Given instruction:
Present every line in which the string "type" appears.

Data for this task:
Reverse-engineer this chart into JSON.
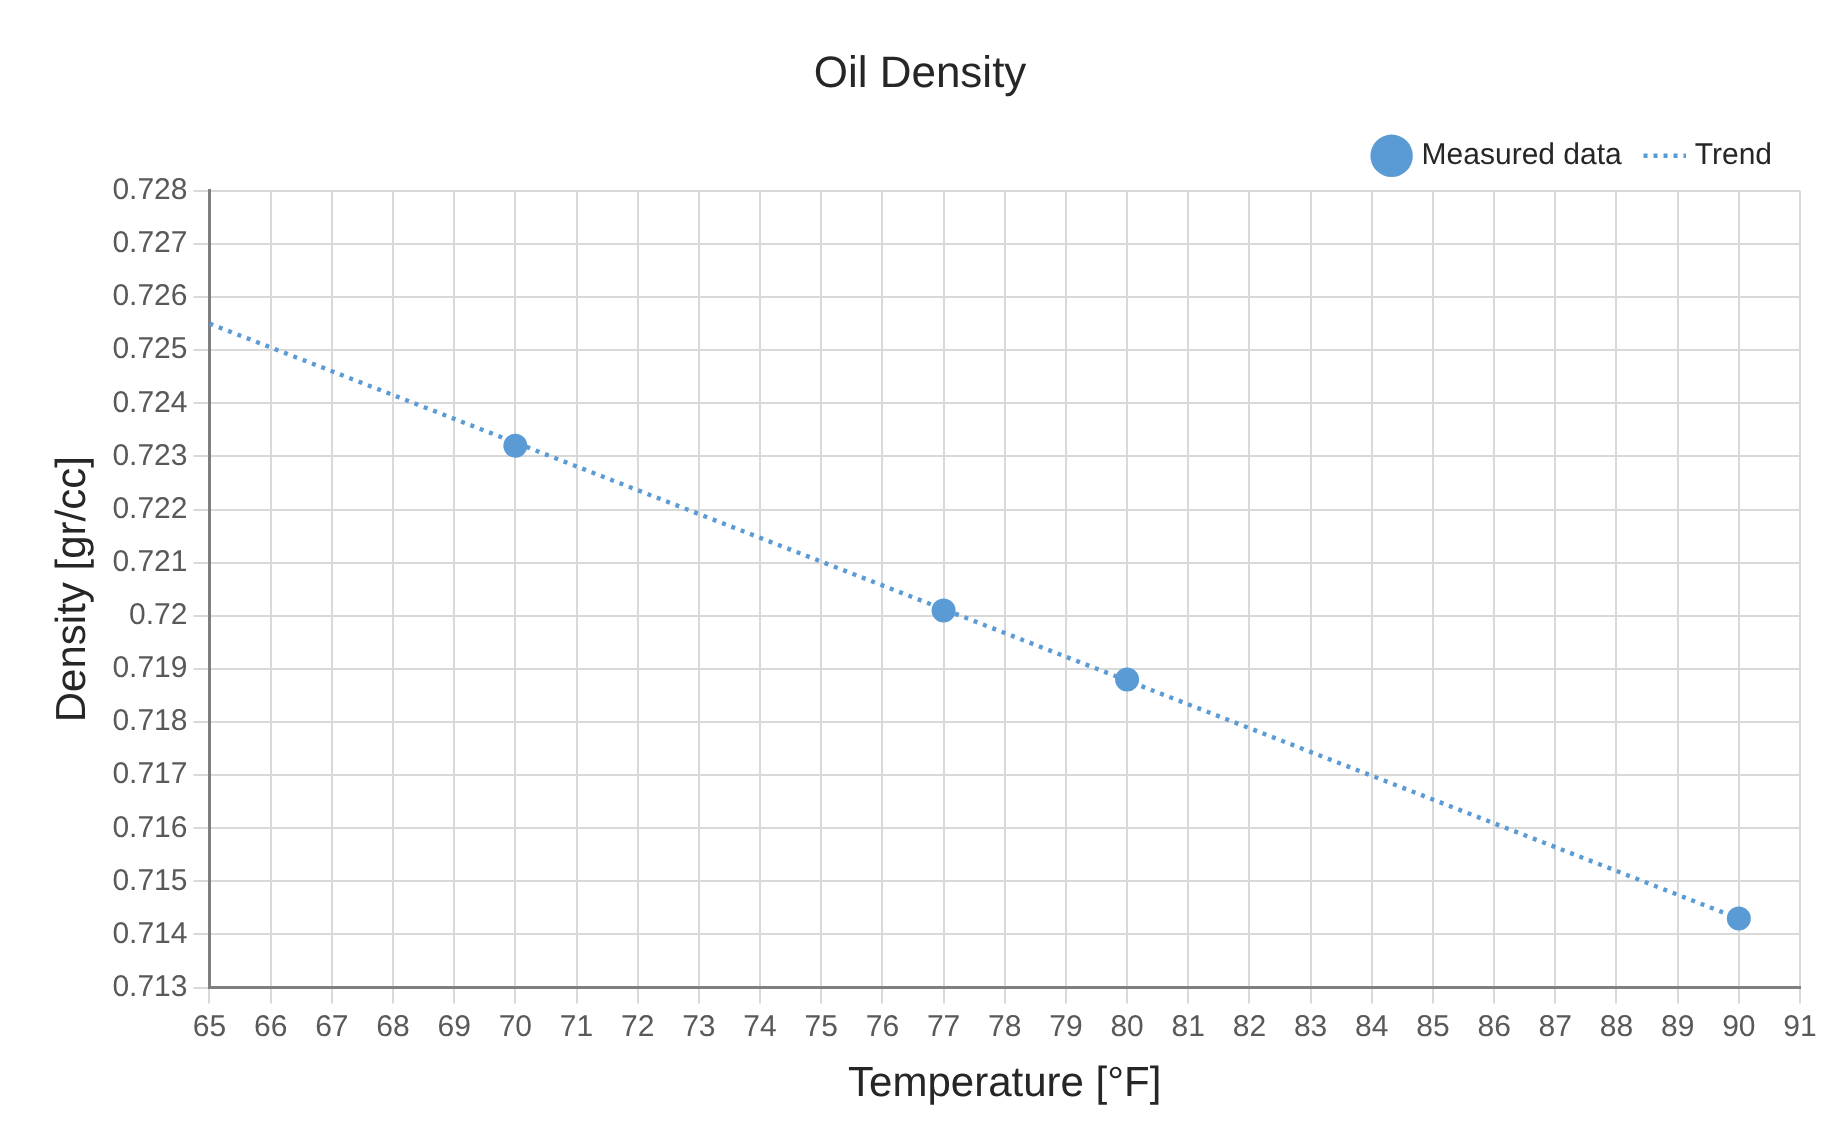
{
  "chart_data": {
    "type": "scatter",
    "title": "Oil Density",
    "xlabel": "Temperature [°F]",
    "ylabel": "Density [gr/cc]",
    "xlim": [
      65,
      91
    ],
    "xticks": [
      65,
      66,
      67,
      68,
      69,
      70,
      71,
      72,
      73,
      74,
      75,
      76,
      77,
      78,
      79,
      80,
      81,
      82,
      83,
      84,
      85,
      86,
      87,
      88,
      89,
      90,
      91
    ],
    "ylim": [
      0.713,
      0.728
    ],
    "yticks": [
      0.713,
      0.714,
      0.715,
      0.716,
      0.717,
      0.718,
      0.719,
      0.72,
      0.721,
      0.722,
      0.723,
      0.724,
      0.725,
      0.726,
      0.727,
      0.728
    ],
    "grid": true,
    "legend": "top right",
    "series": [
      {
        "name": "Measured data",
        "type": "scatter",
        "color": "#5b9bd5",
        "marker": "circle",
        "x": [
          70,
          77,
          80,
          90
        ],
        "values": [
          0.7232,
          0.7201,
          0.7188,
          0.7143
        ]
      },
      {
        "name": "Trend",
        "type": "line",
        "color": "#5b9bd5",
        "marker": "none",
        "line_style": "dotted",
        "x": [
          65,
          90
        ],
        "values": [
          0.7255,
          0.7143
        ]
      }
    ]
  }
}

Correct answer:
    "type": "scatter",
        "type": "scatter",
        "type": "line",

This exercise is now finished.